» **Information provided**:
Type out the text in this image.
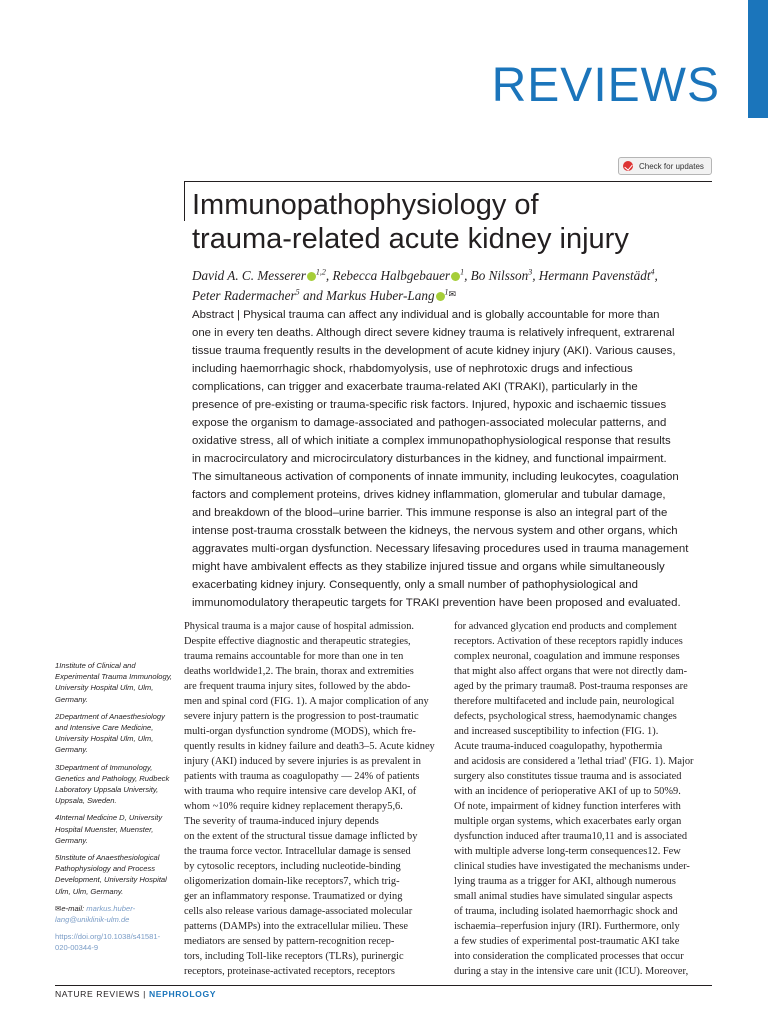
REVIEWS
Check for updates
Immunopathophysiology of
trauma-related acute kidney injury
David A. C. Messerer $^{1,2}$, Rebecca Halbgebauer $^1$, Bo Nilsson$^3$, Hermann Pavenstädt$^4$,
Peter Radermacher$^5$ and Markus Huber-Lang $^{1✉}$
Abstract | Physical trauma can affect any individual and is globally accountable for more than
one in every ten deaths. Although direct severe kidney trauma is relatively infrequent, extrarenal
tissue trauma frequently results in the development of acute kidney injury (AKI). Various causes,
including haemorrhagic shock, rhabdomyolysis, use of nephrotoxic drugs and infectious
complications, can trigger and exacerbate trauma-related AKI (TRAKI), particularly in the
presence of pre-existing or trauma-specific risk factors. Injured, hypoxic and ischaemic tissues
expose the organism to damage-associated and pathogen-associated molecular patterns, and
oxidative stress, all of which initiate a complex immunopathophysiological response that results
in macrocirculatory and microcirculatory disturbances in the kidney, and functional impairment.
The simultaneous activation of components of innate immunity, including leukocytes, coagulation
factors and complement proteins, drives kidney inflammation, glomerular and tubular damage,
and breakdown of the blood–urine barrier. This immune response is also an integral part of the
intense post-trauma crosstalk between the kidneys, the nervous system and other organs, which
aggravates multi-organ dysfunction. Necessary lifesaving procedures used in trauma management
might have ambivalent effects as they stabilize injured tissue and organs while simultaneously
exacerbating kidney injury. Consequently, only a small number of pathophysiological and
immunomodulatory therapeutic targets for TRAKI prevention have been proposed and evaluated.
Physical trauma is a major cause of hospital admission.
Despite effective diagnostic and therapeutic strategies,
trauma remains accountable for more than one in ten
deaths worldwide1,2. The brain, thorax and extremities
are frequent trauma injury sites, followed by the abdo-
men and spinal cord (FIG. 1). A major complication of any
severe injury pattern is the progression to post-traumatic
multi-organ dysfunction syndrome (MODS), which fre-
quently results in kidney failure and death3–5. Acute kidney
injury (AKI) induced by severe injuries is as prevalent in
patients with trauma as coagulopathy — 24% of patients
with trauma who require intensive care develop AKI, of
whom ~10% require kidney replacement therapy5,6.
The severity of trauma-induced injury depends
on the extent of the structural tissue damage inflicted by
the trauma force vector. Intracellular damage is sensed
by cytosolic receptors, including nucleotide-binding
oligomerization domain-like receptors7, which trig-
ger an inflammatory response. Traumatized or dying
cells also release various damage-associated molecular
patterns (DAMPs) into the extracellular milieu. These
mediators are sensed by pattern-recognition recep-
tors, including Toll-like receptors (TLRs), purinergic
receptors, proteinase-activated receptors, receptors
for advanced glycation end products and complement
receptors. Activation of these receptors rapidly induces
complex neuronal, coagulation and immune responses
that might also affect organs that were not directly dam-
aged by the primary trauma8. Post-trauma responses are
therefore multifaceted and include pain, neurological
defects, psychological stress, haemodynamic changes
and increased susceptibility to infection (FIG. 1).
Acute trauma-induced coagulopathy, hypothermia
and acidosis are considered a 'lethal triad' (FIG. 1). Major
surgery also constitutes tissue trauma and is associated
with an incidence of perioperative AKI of up to 50%9.
Of note, impairment of kidney function interferes with
multiple organ systems, which exacerbates early organ
dysfunction induced after trauma10,11 and is associated
with multiple adverse long-term consequences12. Few
clinical studies have investigated the mechanisms under-
lying trauma as a trigger for AKI, although numerous
small animal studies have simulated singular aspects
of trauma, including isolated haemorrhagic shock and
ischaemia–reperfusion injury (IRI). Furthermore, only
a few studies of experimental post-traumatic AKI take
into consideration the complicated processes that occur
during a stay in the intensive care unit (ICU). Moreover,

1Institute of Clinical and Experimental Trauma Immunology, University Hospital Ulm, Ulm, Germany.

2Department of Anaesthesiology and Intensive Care Medicine, University Hospital Ulm, Ulm, Germany.

3Department of Immunology, Genetics and Pathology, Rudbeck Laboratory Uppsala University, Uppsala, Sweden.

4Internal Medicine D, University Hospital Muenster, Muenster, Germany.

5Institute of Anaesthesiological Pathophysiology and Process Development, University Hospital Ulm, Ulm, Germany.

✉e-mail: markus.huber-lang@uniklinik-ulm.de

https://doi.org/10.1038/s41581-020-00344-9

NATURE REVIEWS | NEPHROLOGY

» **The task**: From the first line to the last, repeat the material exactly, but drop the pictures.

» **Written solution**:
Type out the text in this image.
REVIEWS
Check for updates
Immunopathophysiology of
trauma-related acute kidney injury
David A. C. Messerer $^{1,2}$, Rebecca Halbgebauer $^1$, Bo Nilsson$^3$, Hermann Pavenstädt$^4$,
Peter Radermacher$^5$ and Markus Huber-Lang $^{1✉}$
Abstract | Physical trauma can affect any individual and is globally accountable for more than
one in every ten deaths. Although direct severe kidney trauma is relatively infrequent, extrarenal
tissue trauma frequently results in the development of acute kidney injury (AKI). Various causes,
including haemorrhagic shock, rhabdomyolysis, use of nephrotoxic drugs and infectious
complications, can trigger and exacerbate trauma-related AKI (TRAKI), particularly in the
presence of pre-existing or trauma-specific risk factors. Injured, hypoxic and ischaemic tissues
expose the organism to damage-associated and pathogen-associated molecular patterns, and
oxidative stress, all of which initiate a complex immunopathophysiological response that results
in macrocirculatory and microcirculatory disturbances in the kidney, and functional impairment.
The simultaneous activation of components of innate immunity, including leukocytes, coagulation
factors and complement proteins, drives kidney inflammation, glomerular and tubular damage,
and breakdown of the blood–urine barrier. This immune response is also an integral part of the
intense post-trauma crosstalk between the kidneys, the nervous system and other organs, which
aggravates multi-organ dysfunction. Necessary lifesaving procedures used in trauma management
might have ambivalent effects as they stabilize injured tissue and organs while simultaneously
exacerbating kidney injury. Consequently, only a small number of pathophysiological and
immunomodulatory therapeutic targets for TRAKI prevention have been proposed and evaluated.
Physical trauma is a major cause of hospital admission.
Despite effective diagnostic and therapeutic strategies,
trauma remains accountable for more than one in ten
deaths worldwide1,2. The brain, thorax and extremities
are frequent trauma injury sites, followed by the abdo-
men and spinal cord (FIG. 1). A major complication of any
severe injury pattern is the progression to post-traumatic
multi-organ dysfunction syndrome (MODS), which fre-
quently results in kidney failure and death3–5. Acute kidney
injury (AKI) induced by severe injuries is as prevalent in
patients with trauma as coagulopathy — 24% of patients
with trauma who require intensive care develop AKI, of
whom ~10% require kidney replacement therapy5,6.
The severity of trauma-induced injury depends
on the extent of the structural tissue damage inflicted by
the trauma force vector. Intracellular damage is sensed
by cytosolic receptors, including nucleotide-binding
oligomerization domain-like receptors7, which trig-
ger an inflammatory response. Traumatized or dying
cells also release various damage-associated molecular
patterns (DAMPs) into the extracellular milieu. These
mediators are sensed by pattern-recognition recep-
tors, including Toll-like receptors (TLRs), purinergic
receptors, proteinase-activated receptors, receptors
for advanced glycation end products and complement
receptors. Activation of these receptors rapidly induces
complex neuronal, coagulation and immune responses
that might also affect organs that were not directly dam-
aged by the primary trauma8. Post-trauma responses are
therefore multifaceted and include pain, neurological
defects, psychological stress, haemodynamic changes
and increased susceptibility to infection (FIG. 1).
Acute trauma-induced coagulopathy, hypothermia
and acidosis are considered a 'lethal triad' (FIG. 1). Major
surgery also constitutes tissue trauma and is associated
with an incidence of perioperative AKI of up to 50%9.
Of note, impairment of kidney function interferes with
multiple organ systems, which exacerbates early organ
dysfunction induced after trauma10,11 and is associated
with multiple adverse long-term consequences12. Few
clinical studies have investigated the mechanisms under-
lying trauma as a trigger for AKI, although numerous
small animal studies have simulated singular aspects
of trauma, including isolated haemorrhagic shock and
ischaemia–reperfusion injury (IRI). Furthermore, only
a few studies of experimental post-traumatic AKI take
into consideration the complicated processes that occur
during a stay in the intensive care unit (ICU). Moreover,

1Institute of Clinical and Experimental Trauma Immunology, University Hospital Ulm, Ulm, Germany.

2Department of Anaesthesiology and Intensive Care Medicine, University Hospital Ulm, Ulm, Germany.

3Department of Immunology, Genetics and Pathology, Rudbeck Laboratory Uppsala University, Uppsala, Sweden.

4Internal Medicine D, University Hospital Muenster, Muenster, Germany.

5Institute of Anaesthesiological Pathophysiology and Process Development, University Hospital Ulm, Ulm, Germany.

✉e-mail: markus.huber-lang@uniklinik-ulm.de

https://doi.org/10.1038/s41581-020-00344-9

NATURE REVIEWS | NEPHROLOGY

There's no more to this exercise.